> _Supplied text_
# # # # #
Bruce Robbins created SPARK-32281:
-------------------------------------

             Summary: Spark wipes out SORTED spec in metastore when when DESC 
is used
                 Key: SPARK-32281
                 URL: https://issues.apache.org/jira/browse/SPARK-32281
             Project: Spark
          Issue Type: Bug
          Components: SQL
    Affects Versions: 3.1.0
            Reporter: Bruce Robbins


When altering a Hive bucketed table or updating its statistics, Spark will wipe 
out the SORTED specification in the metastore if the specification uses DESC.

 For example:
{noformat}
0: jdbc:hive2://localhost:10000> -- in beeline
0: jdbc:hive2://localhost:10000> create table bucketed (a int, b int, c int, d 
int) clustered by (c) sorted by (c asc, d desc) into 10 buckets;
No rows affected (0.045 seconds)
0: jdbc:hive2://localhost:10000> show create table bucketed;
+----------------------------------------------------+
|                   createtab_stmt                   |
+----------------------------------------------------+
| CREATE TABLE `bucketed`(                           |
|   `a` int,                                         |
|   `b` int,                                         |
|   `c` int,                                         |
|   `d` int)                                         |
| CLUSTERED BY (                                     |
|   c)                                               |
| SORTED BY (                                        |
|   c ASC,                                           |
|   d DESC)                                          |
| INTO 10 BUCKETS                                    |
| ROW FORMAT SERDE                                   |
|   'org.apache.hadoop.hive.serde2.lazy.LazySimpleSerDe'  |
| STORED AS INPUTFORMAT                              |
|   'org.apache.hadoop.mapred.TextInputFormat'       |
| OUTPUTFORMAT                                       |
|   'org.apache.hadoop.hive.ql.io.HiveIgnoreKeyTextOutputFormat' |
| LOCATION                                           |
|   'file:/Users/bruce/hadoop/apache-hive-2.3.7-bin/warehouse/bucketed' |
| TBLPROPERTIES (                                    |
|   'transient_lastDdlTime'='1594488043')            |
+----------------------------------------------------+
21 rows selected (0.042 seconds)
# # # # #
> _Information provided_
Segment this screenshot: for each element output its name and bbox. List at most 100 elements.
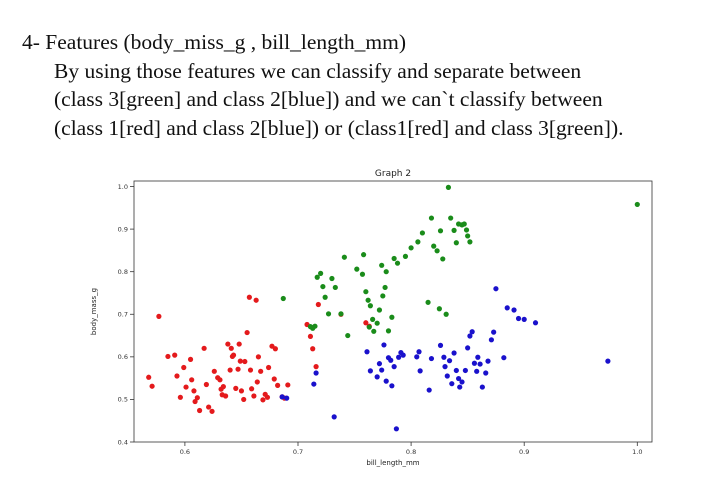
# # # # #
> _Your task_
From the bug report above, list every column defined in the table named bucketed, each with its data type.

> _Exercise answer_
- a: int
- b: int
- c: int
- d: int